DIRECTIONS FOR THIS TASK: Check each line of the data, and copy those where "lifestyle" appears.

[Dataset entries]

=== Section Start ===

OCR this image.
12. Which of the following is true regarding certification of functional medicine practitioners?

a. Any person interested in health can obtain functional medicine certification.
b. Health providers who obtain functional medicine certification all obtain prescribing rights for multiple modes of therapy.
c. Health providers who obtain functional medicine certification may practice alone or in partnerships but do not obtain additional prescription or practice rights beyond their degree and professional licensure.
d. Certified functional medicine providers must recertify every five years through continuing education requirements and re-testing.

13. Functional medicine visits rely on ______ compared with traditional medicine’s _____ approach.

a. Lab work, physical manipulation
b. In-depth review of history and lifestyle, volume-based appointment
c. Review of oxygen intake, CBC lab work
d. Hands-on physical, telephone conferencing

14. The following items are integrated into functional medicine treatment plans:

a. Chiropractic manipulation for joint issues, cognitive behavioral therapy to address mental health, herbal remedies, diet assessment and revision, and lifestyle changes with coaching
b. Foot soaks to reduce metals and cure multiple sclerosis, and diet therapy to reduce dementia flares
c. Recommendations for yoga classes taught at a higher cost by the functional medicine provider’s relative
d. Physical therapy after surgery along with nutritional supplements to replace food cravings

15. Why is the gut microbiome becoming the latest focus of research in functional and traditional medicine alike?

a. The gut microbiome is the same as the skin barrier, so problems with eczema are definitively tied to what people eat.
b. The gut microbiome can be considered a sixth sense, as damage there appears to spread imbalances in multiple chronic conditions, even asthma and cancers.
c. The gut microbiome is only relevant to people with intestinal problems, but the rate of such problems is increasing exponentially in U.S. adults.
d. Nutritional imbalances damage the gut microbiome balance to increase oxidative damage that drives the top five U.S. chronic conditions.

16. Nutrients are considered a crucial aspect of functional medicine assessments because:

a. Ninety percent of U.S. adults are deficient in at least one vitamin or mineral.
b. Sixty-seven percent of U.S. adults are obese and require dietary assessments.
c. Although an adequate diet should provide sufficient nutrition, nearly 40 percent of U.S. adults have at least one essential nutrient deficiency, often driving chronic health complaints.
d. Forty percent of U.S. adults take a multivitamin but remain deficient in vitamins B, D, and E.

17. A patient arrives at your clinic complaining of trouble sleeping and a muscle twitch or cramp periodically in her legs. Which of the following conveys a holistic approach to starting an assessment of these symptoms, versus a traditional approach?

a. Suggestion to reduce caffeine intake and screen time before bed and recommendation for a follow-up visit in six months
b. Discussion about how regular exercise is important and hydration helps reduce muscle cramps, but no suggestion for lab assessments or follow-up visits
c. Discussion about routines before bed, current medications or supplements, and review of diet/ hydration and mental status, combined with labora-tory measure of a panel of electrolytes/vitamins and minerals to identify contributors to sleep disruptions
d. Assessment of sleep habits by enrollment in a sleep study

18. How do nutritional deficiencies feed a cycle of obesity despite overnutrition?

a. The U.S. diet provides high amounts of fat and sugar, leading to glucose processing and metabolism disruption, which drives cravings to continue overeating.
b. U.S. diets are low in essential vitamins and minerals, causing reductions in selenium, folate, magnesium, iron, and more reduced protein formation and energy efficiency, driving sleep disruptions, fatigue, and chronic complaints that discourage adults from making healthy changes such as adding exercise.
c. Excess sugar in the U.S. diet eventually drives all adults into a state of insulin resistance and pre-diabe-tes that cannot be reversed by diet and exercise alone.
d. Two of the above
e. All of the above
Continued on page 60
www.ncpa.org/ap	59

=== Section End ===

RESULT BELOW:
b. In-depth review of history and lifestyle, volume-based appointment
a. Chiropractic manipulation for joint issues, cognitive behavioral therapy to address mental health, herbal remedies, diet assessment and revision, and lifestyle changes with coaching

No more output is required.